> **What you need to do**:
The data below should be restated word for word, with every picture omitted.

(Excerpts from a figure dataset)
------

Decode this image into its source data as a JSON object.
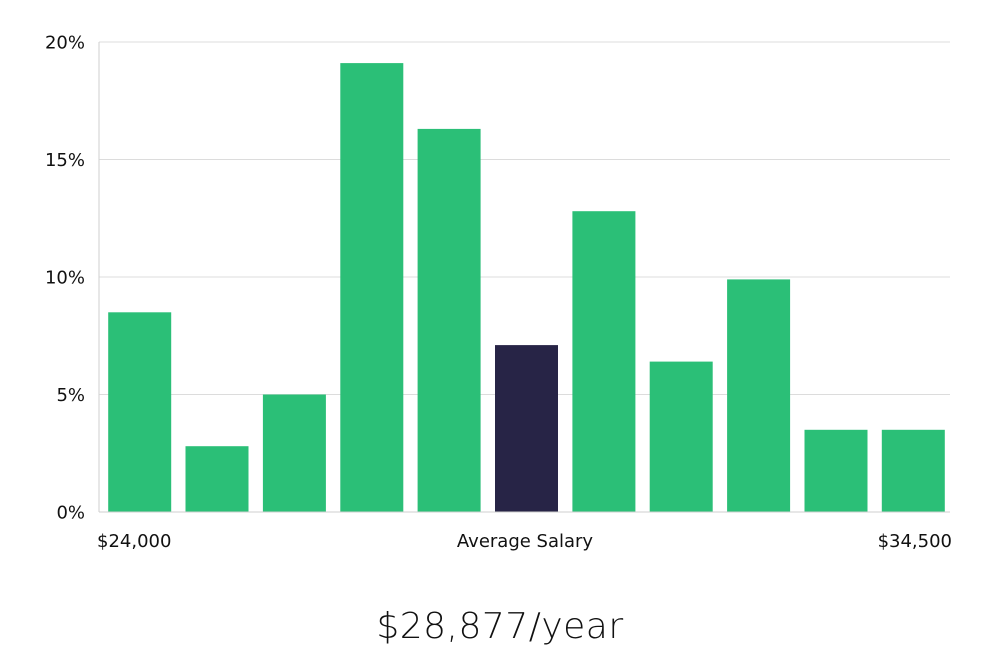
{
  "chart_data": {
    "type": "bar",
    "title": "",
    "xlabel": "Average Salary",
    "ylabel": "",
    "ylim": [
      0,
      20
    ],
    "yticks": [
      "0%",
      "5%",
      "10%",
      "15%",
      "20%"
    ],
    "ytick_values": [
      0,
      5,
      10,
      15,
      20
    ],
    "x_range_labels": {
      "min": "$24,000",
      "max": "$34,500"
    },
    "values": [
      8.5,
      2.8,
      5.0,
      19.1,
      16.3,
      7.1,
      12.8,
      6.4,
      9.9,
      3.5,
      3.5
    ],
    "highlight_index": 5,
    "colors": {
      "bar": "#2bbf77",
      "highlight": "#272446"
    },
    "grid": true
  },
  "headline": "$28,877/year"
}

------

> **Solution**:
Decode this image into its source data as a JSON object.
{
  "chart_data": {
    "type": "bar",
    "title": "",
    "xlabel": "Average Salary",
    "ylabel": "",
    "ylim": [
      0,
      20
    ],
    "yticks": [
      "0%",
      "5%",
      "10%",
      "15%",
      "20%"
    ],
    "ytick_values": [
      0,
      5,
      10,
      15,
      20
    ],
    "x_range_labels": {
      "min": "$24,000",
      "max": "$34,500"
    },
    "values": [
      8.5,
      2.8,
      5.0,
      19.1,
      16.3,
      7.1,
      12.8,
      6.4,
      9.9,
      3.5,
      3.5
    ],
    "highlight_index": 5,
    "colors": {
      "bar": "#2bbf77",
      "highlight": "#272446"
    },
    "grid": true
  },
  "headline": "$28,877/year"
}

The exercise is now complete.